Stored dataset items:
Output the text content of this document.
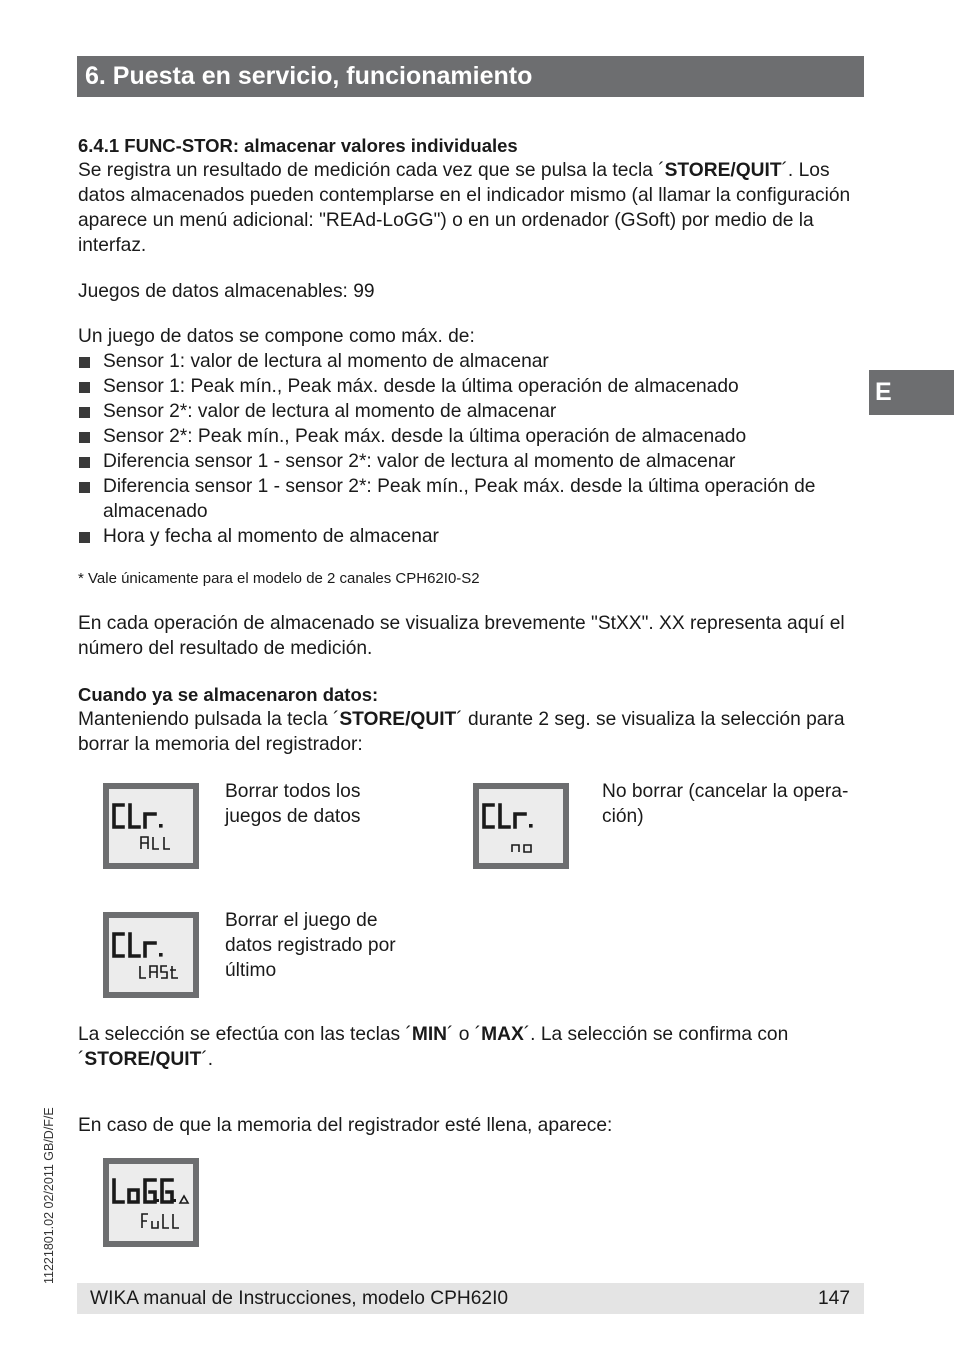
6. Puesta en servicio, funcionamiento
E

6.4.1 FUNC-STOR: almacenar valores individuales

Se registra un resultado de medición cada vez que se pulsa la tecla ´STORE/QUIT´. Los datos almacenados pueden contemplarse en el indicador mismo (al llamar la configuración aparece un menú adicional: "REAd-LoGG") o en un ordenador (GSoft) por medio de la interfaz.

Juegos de datos almacenables: 99

Un juego de datos se compone como máx. de:

Sensor 1: valor de lectura al momento de almacenar
Sensor 1: Peak mín., Peak máx. desde la última operación de almacenado
Sensor 2*: valor de lectura al momento de almacenar
Sensor 2*: Peak mín., Peak máx. desde la última operación de almacenado
Diferencia sensor 1 - sensor 2*: valor de lectura al momento de almacenar
Diferencia sensor 1 - sensor 2*: Peak mín., Peak máx. desde la última operación de almacenado
Hora y fecha al momento de almacenar

* Vale únicamente para el modelo de 2 canales CPH62I0-S2

En cada operación de almacenado se visualiza brevemente "StXX". XX representa aquí el número del resultado de medición.

Cuando ya se almacenaron datos:

Manteniendo pulsada la tecla ´STORE/QUIT´ durante 2 seg. se visualiza la selección para borrar la memoria del registrador:

Borrar todos los juegos de datos
No borrar (cancelar la opera-ción)
Borrar el juego de datos registrado por último

La selección se efectúa con las teclas ´MIN´ o ´MAX´. La selección se confirma con ´STORE/QUIT´.

En caso de que la memoria del registrador esté llena, aparece:
11221801.02 02/2011 GB/D/F/E
WIKA manual de Instrucciones, modelo CPH62I0	147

Exercise: Count each line where the string "Diferencia" occurs, and write only the number.

Task response: 2